Dataset items
· · · · · · ·
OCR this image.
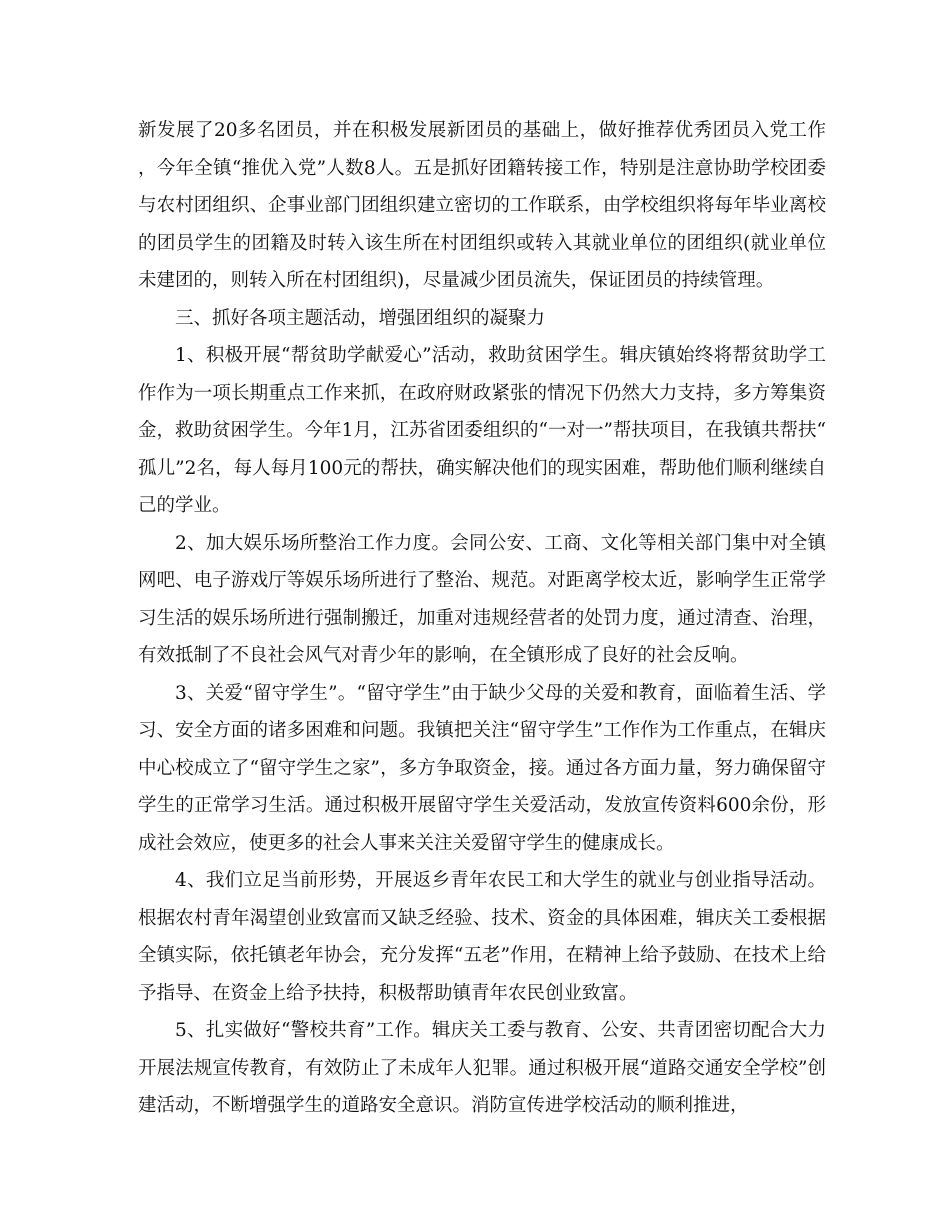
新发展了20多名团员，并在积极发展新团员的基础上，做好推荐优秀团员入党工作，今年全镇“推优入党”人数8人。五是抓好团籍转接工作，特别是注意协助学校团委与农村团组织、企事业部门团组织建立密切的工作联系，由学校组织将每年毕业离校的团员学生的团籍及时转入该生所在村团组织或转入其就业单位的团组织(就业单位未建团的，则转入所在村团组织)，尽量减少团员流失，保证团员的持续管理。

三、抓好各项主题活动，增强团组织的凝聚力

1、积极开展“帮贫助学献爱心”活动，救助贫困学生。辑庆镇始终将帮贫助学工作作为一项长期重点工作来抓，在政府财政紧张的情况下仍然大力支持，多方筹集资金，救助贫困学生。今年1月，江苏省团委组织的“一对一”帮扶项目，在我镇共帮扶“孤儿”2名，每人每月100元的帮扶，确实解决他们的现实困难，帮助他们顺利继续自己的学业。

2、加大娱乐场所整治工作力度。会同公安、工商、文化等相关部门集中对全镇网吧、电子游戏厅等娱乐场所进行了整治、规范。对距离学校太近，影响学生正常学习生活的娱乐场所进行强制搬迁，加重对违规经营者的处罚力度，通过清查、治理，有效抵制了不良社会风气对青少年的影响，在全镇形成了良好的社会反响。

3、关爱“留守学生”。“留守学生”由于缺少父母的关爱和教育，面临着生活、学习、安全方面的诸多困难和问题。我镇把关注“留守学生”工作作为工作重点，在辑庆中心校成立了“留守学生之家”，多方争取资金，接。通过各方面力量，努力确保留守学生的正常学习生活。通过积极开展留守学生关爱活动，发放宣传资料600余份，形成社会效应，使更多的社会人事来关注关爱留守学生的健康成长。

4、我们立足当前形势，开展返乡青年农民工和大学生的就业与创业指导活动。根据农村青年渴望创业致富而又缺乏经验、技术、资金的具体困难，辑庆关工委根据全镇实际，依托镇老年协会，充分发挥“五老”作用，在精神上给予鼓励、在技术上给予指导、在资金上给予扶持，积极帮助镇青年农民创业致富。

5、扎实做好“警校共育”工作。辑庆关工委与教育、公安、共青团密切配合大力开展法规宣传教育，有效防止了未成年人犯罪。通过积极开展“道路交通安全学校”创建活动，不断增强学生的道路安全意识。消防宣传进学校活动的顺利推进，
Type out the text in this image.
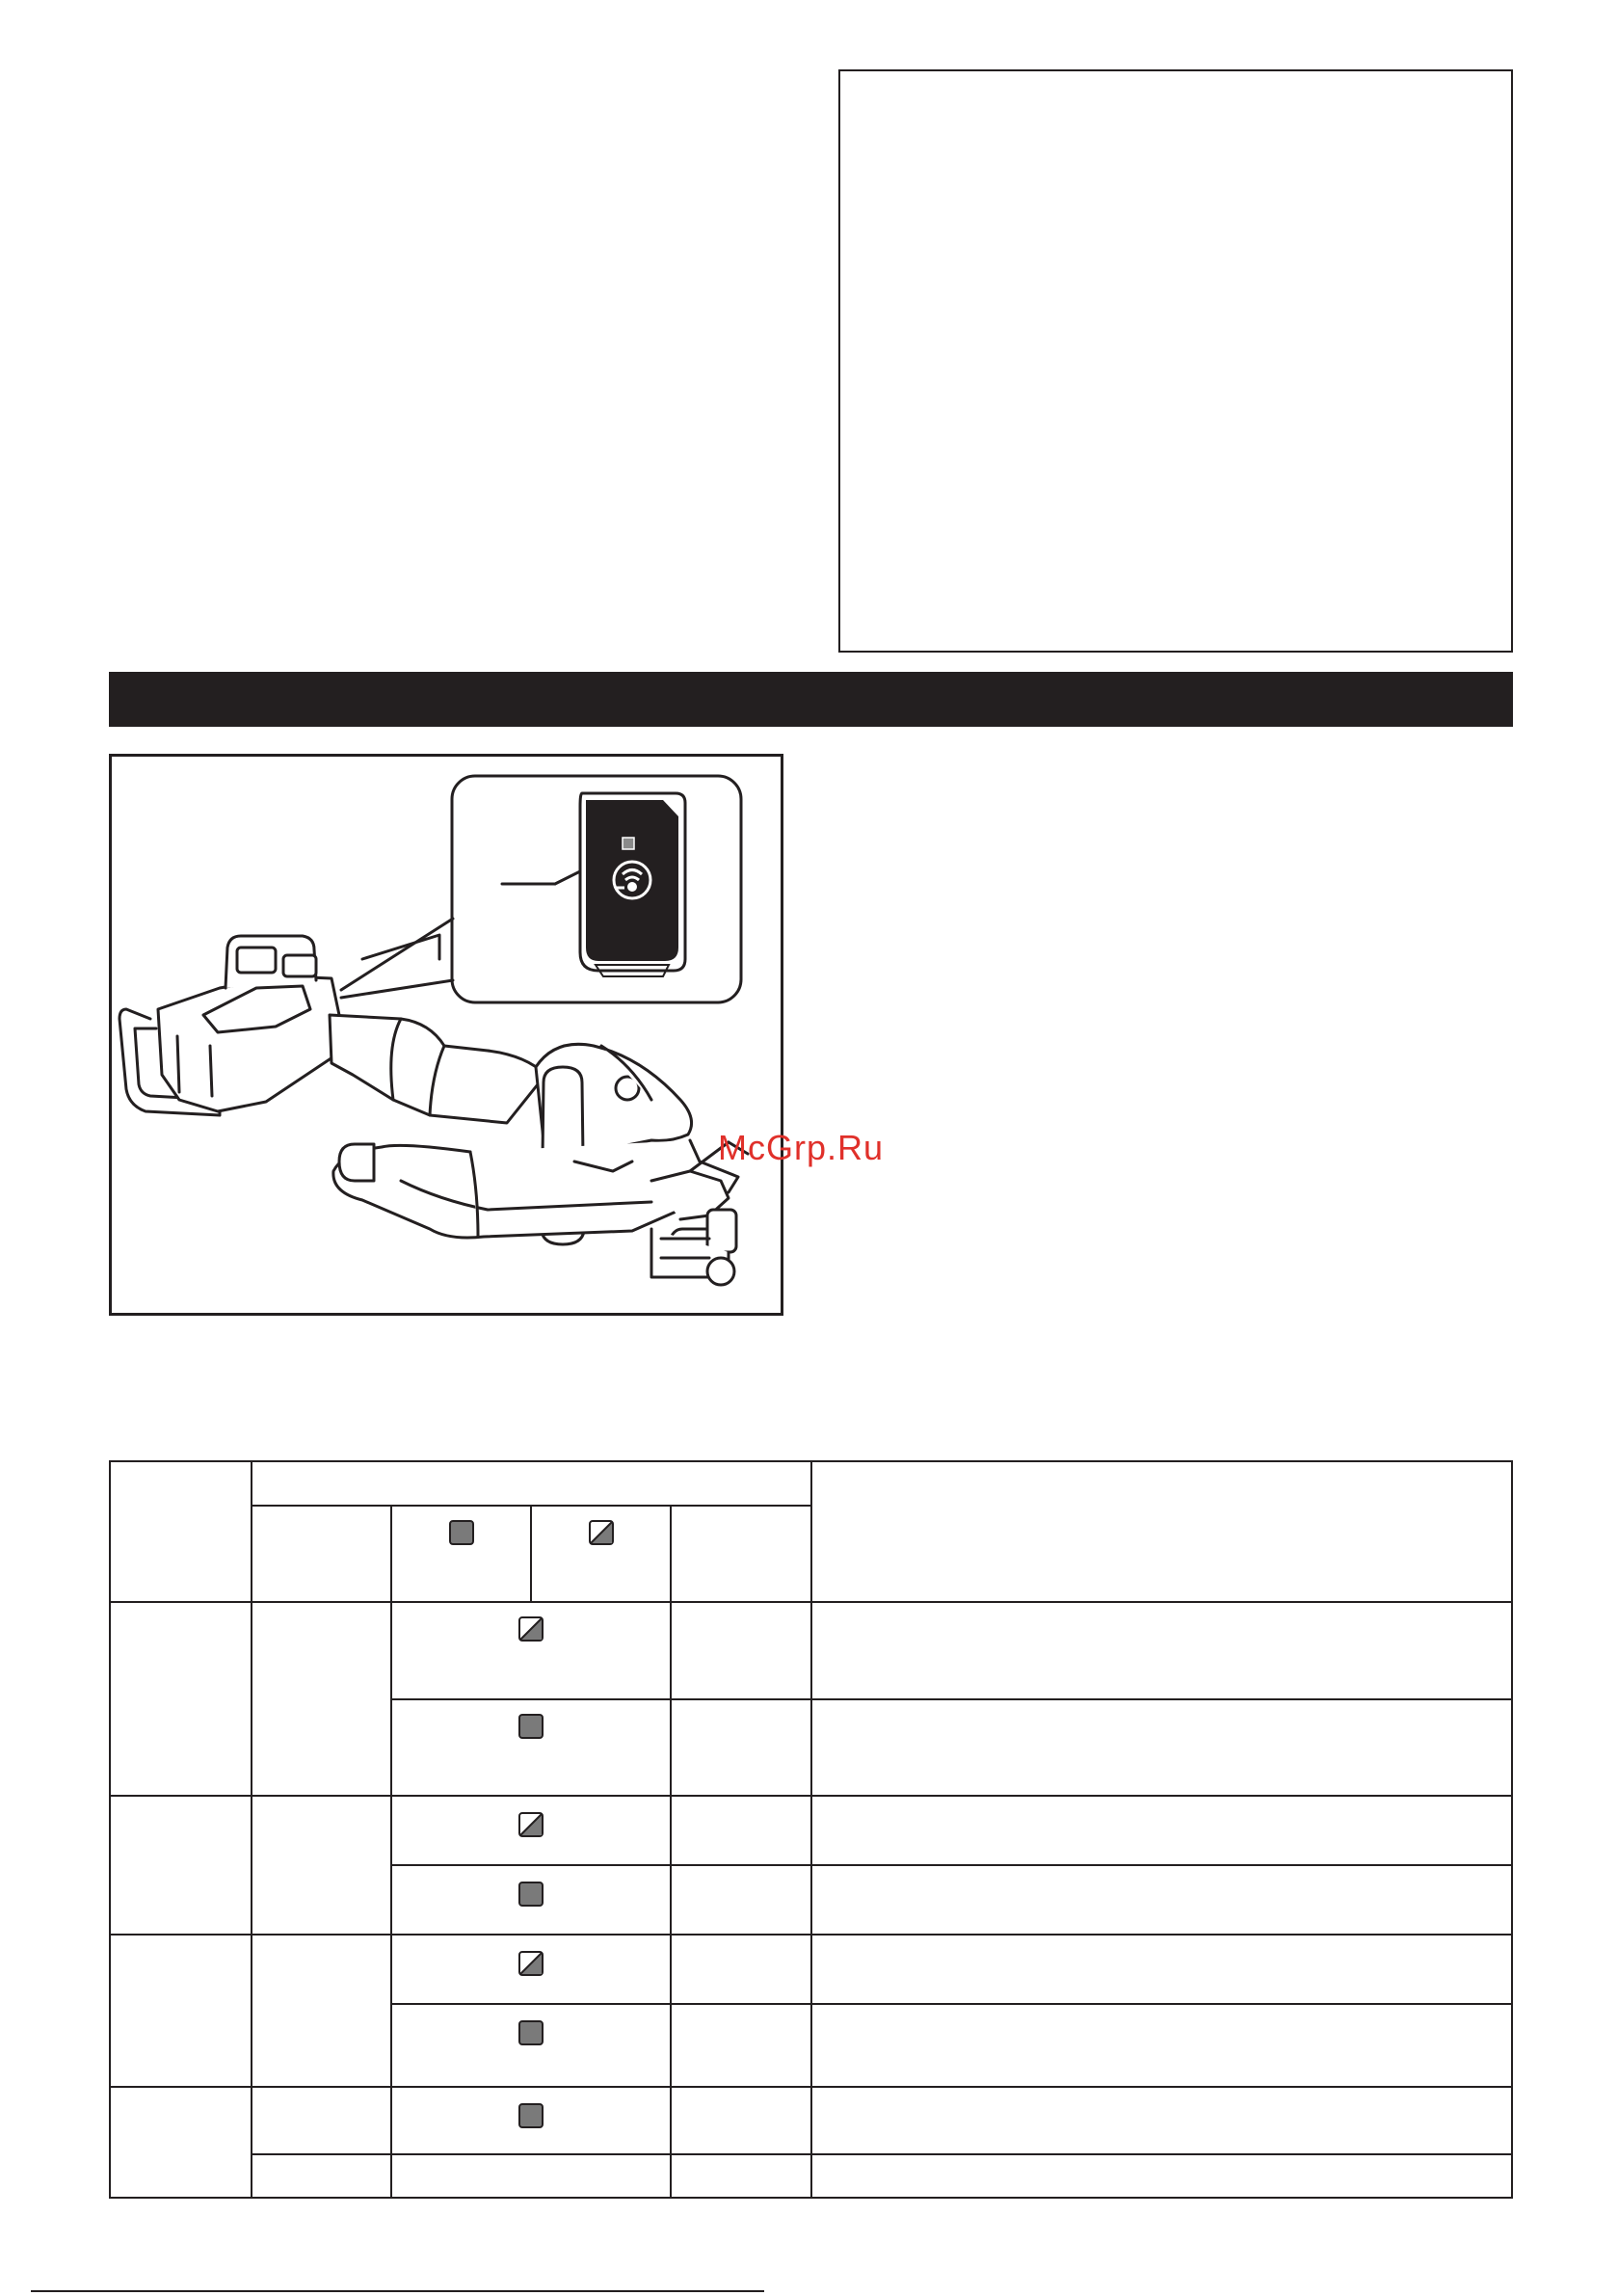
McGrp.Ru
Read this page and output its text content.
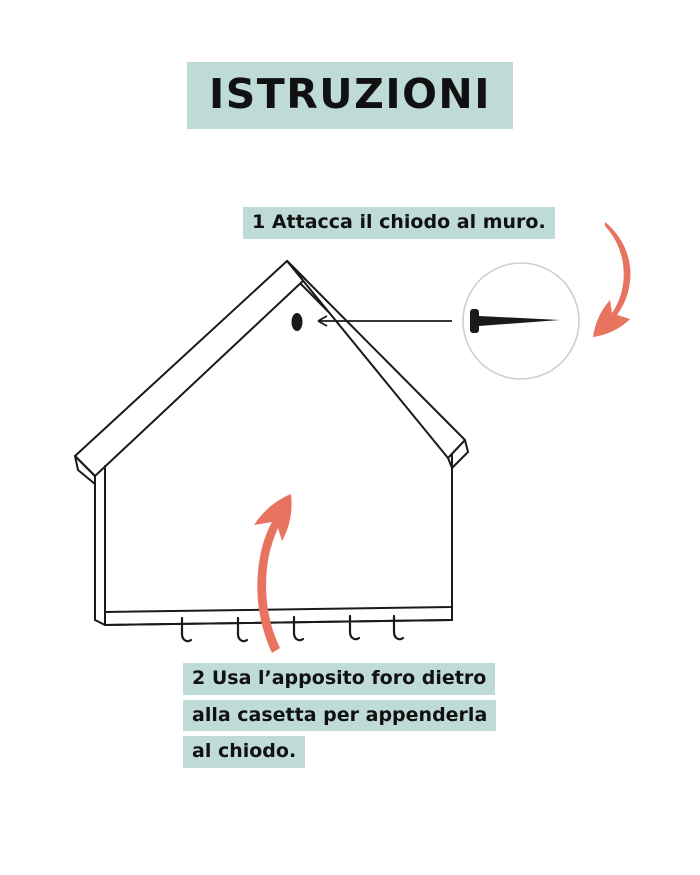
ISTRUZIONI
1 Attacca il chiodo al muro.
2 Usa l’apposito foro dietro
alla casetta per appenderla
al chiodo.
· · · · · · ·
### Task details
Print again, word for word, every line from the line with "Read this page and output its text content." to the final line of the records, inclusive; skip the pictures.

### Correct result
Read this page and output its text content.
ISTRUZIONI
1 Attacca il chiodo al muro.
2 Usa l’apposito foro dietro
alla casetta per appenderla
al chiodo.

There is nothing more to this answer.